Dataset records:
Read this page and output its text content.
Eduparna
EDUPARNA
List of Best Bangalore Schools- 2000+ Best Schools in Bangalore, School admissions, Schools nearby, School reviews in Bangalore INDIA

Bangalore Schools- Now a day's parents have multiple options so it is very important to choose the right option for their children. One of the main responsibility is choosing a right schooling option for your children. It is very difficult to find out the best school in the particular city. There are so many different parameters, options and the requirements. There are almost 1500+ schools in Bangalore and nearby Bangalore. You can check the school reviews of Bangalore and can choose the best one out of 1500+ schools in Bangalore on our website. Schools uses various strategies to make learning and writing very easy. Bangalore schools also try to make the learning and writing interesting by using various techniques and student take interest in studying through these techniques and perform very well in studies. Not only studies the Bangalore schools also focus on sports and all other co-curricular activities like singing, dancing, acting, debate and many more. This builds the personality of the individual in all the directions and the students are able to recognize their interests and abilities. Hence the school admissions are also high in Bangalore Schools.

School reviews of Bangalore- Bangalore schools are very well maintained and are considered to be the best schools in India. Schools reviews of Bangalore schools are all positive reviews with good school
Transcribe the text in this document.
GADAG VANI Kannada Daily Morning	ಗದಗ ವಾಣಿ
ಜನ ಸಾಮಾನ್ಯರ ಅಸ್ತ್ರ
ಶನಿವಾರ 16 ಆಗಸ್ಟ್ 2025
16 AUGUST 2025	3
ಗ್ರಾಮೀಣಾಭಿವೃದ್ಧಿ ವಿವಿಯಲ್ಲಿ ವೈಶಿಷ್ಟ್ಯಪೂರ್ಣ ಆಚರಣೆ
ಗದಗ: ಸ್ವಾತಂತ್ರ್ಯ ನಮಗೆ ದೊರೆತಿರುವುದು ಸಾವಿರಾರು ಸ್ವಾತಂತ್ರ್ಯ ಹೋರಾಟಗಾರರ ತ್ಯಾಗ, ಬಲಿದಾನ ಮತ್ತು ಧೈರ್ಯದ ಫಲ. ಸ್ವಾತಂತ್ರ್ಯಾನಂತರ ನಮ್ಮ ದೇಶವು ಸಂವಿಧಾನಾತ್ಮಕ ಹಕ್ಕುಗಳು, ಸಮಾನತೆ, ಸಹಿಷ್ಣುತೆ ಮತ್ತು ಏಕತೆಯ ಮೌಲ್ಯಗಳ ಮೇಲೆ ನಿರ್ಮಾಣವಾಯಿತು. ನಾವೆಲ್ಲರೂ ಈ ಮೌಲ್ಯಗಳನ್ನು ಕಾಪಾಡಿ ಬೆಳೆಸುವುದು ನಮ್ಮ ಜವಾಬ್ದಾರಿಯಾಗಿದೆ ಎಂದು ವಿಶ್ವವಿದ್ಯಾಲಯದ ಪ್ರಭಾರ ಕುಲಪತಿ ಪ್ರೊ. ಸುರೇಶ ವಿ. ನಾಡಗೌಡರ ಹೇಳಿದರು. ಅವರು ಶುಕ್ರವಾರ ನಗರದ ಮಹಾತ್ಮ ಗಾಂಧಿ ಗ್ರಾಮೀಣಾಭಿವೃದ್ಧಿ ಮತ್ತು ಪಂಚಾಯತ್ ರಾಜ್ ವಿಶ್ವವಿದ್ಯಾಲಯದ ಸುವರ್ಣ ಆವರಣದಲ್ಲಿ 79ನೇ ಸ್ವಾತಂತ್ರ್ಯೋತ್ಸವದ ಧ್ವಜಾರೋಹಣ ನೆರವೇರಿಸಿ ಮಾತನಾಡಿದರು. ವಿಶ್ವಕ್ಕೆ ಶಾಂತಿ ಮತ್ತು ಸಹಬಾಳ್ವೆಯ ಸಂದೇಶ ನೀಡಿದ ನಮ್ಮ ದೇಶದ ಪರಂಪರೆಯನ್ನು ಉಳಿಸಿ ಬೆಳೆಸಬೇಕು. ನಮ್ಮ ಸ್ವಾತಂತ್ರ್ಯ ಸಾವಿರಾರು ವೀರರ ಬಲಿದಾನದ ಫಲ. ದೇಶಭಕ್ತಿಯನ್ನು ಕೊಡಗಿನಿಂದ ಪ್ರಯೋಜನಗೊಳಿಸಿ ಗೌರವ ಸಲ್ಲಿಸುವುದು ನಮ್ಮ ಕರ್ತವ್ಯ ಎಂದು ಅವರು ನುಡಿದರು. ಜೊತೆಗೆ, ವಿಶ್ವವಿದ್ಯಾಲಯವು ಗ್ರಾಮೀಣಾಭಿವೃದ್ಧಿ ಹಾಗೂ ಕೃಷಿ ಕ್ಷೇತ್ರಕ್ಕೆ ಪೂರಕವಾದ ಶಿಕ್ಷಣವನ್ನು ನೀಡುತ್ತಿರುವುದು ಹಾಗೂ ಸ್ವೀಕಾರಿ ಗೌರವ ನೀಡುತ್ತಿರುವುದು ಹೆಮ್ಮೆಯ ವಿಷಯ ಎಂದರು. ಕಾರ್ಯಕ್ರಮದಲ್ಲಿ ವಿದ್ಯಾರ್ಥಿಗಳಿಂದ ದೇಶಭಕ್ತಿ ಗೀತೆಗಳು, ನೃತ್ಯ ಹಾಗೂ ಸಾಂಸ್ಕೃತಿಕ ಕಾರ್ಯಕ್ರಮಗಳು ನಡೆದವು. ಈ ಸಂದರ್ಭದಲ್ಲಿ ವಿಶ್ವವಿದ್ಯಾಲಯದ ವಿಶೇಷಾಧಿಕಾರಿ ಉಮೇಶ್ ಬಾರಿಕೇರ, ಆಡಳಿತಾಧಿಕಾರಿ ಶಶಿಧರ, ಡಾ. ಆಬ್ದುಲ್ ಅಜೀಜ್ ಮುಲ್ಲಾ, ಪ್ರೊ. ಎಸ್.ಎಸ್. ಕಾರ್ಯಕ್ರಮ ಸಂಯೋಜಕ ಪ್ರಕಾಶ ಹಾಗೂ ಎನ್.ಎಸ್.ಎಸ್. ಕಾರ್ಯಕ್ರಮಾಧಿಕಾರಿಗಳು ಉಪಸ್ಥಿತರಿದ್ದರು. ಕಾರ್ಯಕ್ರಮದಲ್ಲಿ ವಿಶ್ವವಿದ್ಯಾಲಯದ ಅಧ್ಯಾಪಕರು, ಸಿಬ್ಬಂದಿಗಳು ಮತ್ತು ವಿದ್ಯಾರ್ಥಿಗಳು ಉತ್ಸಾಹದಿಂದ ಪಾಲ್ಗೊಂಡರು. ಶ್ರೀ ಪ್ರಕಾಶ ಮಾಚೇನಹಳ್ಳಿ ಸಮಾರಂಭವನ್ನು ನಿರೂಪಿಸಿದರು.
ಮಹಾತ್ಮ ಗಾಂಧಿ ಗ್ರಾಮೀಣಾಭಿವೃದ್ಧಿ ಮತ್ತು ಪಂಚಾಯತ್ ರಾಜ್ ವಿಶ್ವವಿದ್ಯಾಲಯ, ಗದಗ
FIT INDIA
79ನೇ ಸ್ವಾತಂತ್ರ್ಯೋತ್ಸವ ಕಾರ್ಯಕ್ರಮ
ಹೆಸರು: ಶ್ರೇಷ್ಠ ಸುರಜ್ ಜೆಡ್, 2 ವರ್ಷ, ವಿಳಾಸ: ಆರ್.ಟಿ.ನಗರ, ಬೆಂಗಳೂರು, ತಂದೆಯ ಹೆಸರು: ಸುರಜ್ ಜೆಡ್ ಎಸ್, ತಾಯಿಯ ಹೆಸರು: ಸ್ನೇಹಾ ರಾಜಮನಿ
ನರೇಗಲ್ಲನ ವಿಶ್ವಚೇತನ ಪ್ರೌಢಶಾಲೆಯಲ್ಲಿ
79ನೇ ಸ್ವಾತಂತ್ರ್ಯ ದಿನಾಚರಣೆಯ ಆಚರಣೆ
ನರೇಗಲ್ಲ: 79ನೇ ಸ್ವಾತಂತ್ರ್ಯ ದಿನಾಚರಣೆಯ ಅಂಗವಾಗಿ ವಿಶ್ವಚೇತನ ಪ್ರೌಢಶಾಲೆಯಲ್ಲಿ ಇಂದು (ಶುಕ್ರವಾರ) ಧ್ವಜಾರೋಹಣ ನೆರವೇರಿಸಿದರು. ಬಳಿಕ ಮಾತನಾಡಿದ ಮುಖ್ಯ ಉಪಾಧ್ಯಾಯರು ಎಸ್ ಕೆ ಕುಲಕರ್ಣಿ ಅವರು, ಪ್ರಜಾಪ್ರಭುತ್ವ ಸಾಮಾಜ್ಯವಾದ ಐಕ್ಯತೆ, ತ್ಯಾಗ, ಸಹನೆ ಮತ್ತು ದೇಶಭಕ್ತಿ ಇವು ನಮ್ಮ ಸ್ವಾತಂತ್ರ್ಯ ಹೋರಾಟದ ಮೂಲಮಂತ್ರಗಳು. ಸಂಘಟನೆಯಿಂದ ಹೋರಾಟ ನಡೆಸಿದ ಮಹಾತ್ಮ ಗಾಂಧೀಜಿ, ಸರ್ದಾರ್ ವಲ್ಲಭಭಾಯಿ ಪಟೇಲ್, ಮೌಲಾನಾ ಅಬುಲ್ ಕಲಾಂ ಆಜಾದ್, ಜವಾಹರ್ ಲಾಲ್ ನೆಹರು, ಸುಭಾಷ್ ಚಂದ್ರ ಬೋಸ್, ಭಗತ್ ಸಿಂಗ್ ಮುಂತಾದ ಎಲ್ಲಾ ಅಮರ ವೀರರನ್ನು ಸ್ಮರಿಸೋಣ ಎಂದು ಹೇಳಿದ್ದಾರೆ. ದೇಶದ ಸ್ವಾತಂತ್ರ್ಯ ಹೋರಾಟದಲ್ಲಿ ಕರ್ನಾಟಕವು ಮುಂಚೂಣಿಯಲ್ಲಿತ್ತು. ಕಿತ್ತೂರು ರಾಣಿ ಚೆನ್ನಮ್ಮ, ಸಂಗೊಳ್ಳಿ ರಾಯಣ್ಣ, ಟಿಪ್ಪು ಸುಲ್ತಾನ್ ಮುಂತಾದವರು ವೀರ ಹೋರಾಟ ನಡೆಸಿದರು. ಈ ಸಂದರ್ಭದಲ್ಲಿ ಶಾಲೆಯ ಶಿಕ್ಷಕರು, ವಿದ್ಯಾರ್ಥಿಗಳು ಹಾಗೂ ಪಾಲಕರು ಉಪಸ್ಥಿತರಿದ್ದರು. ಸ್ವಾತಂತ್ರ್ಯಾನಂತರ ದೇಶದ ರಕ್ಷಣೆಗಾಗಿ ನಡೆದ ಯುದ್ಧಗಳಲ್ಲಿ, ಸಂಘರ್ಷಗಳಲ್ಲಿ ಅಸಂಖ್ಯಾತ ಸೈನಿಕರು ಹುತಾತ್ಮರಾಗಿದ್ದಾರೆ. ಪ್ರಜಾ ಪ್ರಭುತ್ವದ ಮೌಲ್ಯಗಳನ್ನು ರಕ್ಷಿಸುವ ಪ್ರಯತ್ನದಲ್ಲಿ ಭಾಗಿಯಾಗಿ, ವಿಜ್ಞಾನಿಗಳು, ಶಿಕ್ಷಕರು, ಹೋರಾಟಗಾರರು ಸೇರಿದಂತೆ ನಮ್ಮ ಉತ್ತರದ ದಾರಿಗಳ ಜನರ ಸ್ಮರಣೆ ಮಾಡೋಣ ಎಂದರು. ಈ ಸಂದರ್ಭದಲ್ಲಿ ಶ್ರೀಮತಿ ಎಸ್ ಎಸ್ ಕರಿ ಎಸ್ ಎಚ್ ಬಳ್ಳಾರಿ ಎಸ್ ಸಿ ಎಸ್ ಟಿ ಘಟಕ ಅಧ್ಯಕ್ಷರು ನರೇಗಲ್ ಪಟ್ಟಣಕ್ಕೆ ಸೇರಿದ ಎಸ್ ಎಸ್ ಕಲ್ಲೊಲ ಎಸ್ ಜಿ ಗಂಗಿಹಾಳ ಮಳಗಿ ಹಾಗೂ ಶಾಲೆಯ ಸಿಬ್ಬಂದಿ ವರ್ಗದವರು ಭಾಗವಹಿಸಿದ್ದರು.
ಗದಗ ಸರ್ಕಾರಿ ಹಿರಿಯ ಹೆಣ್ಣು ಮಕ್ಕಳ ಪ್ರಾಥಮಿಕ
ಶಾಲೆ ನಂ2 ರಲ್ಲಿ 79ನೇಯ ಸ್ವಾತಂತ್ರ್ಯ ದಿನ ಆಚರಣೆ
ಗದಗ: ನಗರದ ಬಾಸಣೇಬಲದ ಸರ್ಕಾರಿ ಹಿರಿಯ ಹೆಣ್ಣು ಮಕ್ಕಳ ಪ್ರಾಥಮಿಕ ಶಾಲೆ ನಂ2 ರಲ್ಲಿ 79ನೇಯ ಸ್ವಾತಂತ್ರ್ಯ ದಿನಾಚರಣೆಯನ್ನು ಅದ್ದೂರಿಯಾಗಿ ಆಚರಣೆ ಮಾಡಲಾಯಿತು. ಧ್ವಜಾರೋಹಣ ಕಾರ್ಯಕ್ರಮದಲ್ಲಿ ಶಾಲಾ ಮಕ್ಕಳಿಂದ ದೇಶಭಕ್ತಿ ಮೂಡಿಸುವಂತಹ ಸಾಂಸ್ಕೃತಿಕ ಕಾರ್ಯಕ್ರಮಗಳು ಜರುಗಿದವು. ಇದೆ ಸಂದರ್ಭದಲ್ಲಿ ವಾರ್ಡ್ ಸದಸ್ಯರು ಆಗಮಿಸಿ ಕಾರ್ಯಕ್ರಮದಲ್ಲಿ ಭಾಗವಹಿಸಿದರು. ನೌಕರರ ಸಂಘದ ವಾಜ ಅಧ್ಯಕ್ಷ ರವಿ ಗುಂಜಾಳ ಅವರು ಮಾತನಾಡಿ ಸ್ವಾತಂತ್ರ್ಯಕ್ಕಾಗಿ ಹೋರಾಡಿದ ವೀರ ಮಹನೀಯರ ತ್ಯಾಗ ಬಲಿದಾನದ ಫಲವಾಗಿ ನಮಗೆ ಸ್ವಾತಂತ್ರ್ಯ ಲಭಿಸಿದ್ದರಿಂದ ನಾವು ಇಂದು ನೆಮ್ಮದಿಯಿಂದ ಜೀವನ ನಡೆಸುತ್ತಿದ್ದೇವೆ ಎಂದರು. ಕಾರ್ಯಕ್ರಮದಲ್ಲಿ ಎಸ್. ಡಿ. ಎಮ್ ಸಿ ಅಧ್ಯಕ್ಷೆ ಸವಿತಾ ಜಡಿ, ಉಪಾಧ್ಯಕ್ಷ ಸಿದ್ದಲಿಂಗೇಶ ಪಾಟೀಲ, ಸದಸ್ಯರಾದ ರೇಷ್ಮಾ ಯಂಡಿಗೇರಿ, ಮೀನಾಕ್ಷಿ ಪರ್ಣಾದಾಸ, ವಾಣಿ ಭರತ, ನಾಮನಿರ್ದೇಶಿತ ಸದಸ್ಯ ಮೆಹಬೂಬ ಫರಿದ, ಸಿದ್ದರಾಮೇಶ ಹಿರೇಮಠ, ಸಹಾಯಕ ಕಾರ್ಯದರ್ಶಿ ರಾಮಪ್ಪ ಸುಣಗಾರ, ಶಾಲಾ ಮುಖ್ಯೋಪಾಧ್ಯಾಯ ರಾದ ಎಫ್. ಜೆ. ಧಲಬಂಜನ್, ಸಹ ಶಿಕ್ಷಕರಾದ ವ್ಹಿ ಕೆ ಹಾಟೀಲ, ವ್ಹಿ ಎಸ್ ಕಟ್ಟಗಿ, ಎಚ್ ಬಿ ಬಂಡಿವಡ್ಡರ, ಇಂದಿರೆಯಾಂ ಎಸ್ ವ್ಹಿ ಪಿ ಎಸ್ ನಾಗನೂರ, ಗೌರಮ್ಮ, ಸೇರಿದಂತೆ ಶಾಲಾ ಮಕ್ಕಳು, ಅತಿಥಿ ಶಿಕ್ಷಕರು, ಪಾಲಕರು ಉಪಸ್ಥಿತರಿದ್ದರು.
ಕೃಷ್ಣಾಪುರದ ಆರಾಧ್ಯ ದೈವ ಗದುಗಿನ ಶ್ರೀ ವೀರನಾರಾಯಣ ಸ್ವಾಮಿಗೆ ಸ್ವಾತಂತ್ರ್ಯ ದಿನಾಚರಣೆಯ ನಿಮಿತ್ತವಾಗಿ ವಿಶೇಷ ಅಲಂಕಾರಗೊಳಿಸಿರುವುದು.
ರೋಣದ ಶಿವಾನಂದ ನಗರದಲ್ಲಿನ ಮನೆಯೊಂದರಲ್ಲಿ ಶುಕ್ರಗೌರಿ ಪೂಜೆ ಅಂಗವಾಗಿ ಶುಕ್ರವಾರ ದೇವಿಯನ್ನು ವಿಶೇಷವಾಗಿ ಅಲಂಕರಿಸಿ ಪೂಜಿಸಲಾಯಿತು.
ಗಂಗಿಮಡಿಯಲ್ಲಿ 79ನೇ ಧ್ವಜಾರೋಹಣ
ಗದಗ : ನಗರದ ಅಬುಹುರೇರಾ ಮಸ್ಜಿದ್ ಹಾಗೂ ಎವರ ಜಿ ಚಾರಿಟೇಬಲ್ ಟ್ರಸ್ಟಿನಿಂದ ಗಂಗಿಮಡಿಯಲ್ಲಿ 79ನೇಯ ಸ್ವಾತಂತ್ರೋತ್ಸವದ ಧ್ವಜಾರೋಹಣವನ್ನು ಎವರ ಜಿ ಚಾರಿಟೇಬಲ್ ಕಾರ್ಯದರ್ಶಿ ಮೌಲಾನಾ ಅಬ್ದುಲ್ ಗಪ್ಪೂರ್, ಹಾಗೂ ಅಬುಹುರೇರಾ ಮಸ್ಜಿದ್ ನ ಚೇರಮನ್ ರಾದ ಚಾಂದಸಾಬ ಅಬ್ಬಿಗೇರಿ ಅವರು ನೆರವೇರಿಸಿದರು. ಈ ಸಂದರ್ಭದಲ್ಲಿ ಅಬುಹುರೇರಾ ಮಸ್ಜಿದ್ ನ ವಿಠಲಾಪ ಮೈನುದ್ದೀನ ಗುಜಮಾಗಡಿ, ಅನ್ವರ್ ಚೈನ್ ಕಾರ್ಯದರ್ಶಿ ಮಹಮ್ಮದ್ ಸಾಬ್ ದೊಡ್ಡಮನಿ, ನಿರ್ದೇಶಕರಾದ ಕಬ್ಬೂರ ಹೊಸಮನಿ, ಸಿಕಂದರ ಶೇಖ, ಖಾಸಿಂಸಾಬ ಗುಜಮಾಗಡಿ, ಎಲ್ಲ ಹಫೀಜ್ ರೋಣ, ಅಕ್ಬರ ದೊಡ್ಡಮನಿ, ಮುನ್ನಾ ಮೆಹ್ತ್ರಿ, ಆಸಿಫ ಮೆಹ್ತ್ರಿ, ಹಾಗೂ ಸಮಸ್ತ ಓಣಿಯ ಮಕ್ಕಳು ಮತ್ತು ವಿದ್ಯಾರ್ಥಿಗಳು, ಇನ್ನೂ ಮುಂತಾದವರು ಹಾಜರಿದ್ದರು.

◆ **Your task**
Copy each line above where the string "text" occurs.

◆ **Expected answer**
Read this page and output its text content.
Transcribe the text in this document.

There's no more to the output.